Data for the task Block Start

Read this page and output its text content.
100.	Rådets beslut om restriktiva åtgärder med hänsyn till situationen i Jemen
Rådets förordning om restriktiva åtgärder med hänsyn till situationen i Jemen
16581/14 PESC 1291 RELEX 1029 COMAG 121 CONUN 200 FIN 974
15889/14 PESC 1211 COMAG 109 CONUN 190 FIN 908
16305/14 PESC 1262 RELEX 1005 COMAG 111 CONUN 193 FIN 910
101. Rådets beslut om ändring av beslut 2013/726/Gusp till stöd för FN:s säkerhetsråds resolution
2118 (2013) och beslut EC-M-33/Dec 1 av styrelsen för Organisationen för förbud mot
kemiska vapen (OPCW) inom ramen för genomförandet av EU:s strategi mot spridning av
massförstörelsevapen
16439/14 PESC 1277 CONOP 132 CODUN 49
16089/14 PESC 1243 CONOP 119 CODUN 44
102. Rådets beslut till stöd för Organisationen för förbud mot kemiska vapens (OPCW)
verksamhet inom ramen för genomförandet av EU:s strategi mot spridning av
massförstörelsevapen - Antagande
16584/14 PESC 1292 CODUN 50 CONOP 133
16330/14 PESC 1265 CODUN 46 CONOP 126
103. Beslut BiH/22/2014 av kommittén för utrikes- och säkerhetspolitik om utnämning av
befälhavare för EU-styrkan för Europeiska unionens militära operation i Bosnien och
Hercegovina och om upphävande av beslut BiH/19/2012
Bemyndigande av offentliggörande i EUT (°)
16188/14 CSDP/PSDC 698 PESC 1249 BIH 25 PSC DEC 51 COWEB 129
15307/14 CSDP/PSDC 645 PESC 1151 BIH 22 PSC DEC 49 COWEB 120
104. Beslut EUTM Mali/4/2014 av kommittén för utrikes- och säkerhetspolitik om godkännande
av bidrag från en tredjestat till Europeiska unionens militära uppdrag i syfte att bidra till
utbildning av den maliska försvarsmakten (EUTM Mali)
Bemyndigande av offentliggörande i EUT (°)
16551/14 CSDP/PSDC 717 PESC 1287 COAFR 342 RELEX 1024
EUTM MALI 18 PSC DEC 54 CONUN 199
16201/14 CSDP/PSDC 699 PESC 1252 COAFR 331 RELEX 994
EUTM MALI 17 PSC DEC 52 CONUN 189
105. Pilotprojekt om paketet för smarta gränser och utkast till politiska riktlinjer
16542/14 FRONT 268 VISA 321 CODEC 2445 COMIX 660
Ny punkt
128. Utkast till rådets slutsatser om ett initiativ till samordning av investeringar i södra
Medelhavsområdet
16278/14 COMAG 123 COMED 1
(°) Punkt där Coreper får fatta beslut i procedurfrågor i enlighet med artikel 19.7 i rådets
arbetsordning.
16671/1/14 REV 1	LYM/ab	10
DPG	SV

Data for the task Block End
Data for the task Block Start

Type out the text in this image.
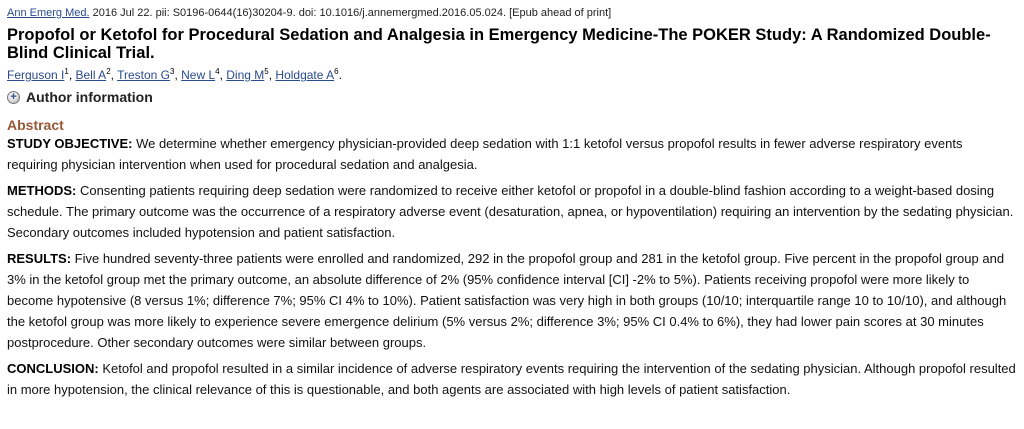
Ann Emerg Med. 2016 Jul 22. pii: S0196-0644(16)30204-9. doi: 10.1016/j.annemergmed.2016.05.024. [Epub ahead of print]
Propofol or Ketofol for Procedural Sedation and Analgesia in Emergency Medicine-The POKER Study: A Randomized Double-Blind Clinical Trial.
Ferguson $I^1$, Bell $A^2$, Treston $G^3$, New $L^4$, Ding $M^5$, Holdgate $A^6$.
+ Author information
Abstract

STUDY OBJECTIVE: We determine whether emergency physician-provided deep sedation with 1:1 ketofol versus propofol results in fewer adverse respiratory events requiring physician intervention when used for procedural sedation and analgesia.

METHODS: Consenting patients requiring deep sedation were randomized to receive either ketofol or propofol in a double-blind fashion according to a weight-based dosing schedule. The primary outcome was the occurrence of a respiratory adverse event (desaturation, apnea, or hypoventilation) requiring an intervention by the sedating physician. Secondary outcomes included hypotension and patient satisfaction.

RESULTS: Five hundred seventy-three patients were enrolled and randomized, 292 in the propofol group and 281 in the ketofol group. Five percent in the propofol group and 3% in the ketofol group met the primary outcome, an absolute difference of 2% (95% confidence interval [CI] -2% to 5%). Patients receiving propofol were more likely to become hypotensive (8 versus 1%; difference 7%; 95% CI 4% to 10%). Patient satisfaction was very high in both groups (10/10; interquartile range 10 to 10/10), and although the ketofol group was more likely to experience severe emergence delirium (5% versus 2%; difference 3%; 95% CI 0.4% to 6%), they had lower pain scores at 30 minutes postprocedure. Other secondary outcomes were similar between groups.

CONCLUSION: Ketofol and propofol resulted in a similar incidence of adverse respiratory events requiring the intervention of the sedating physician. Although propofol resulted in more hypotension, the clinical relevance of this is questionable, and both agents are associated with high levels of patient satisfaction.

Data for the task Block End

**Problem statement**
Every line with "förbud" in it should be copied from the entries above.

**Response to the exercise**
2118 (2013) och beslut EC-M-33/Dec 1 av styrelsen för Organisationen för förbud mot
102. Rådets beslut till stöd för Organisationen för förbud mot kemiska vapens (OPCW)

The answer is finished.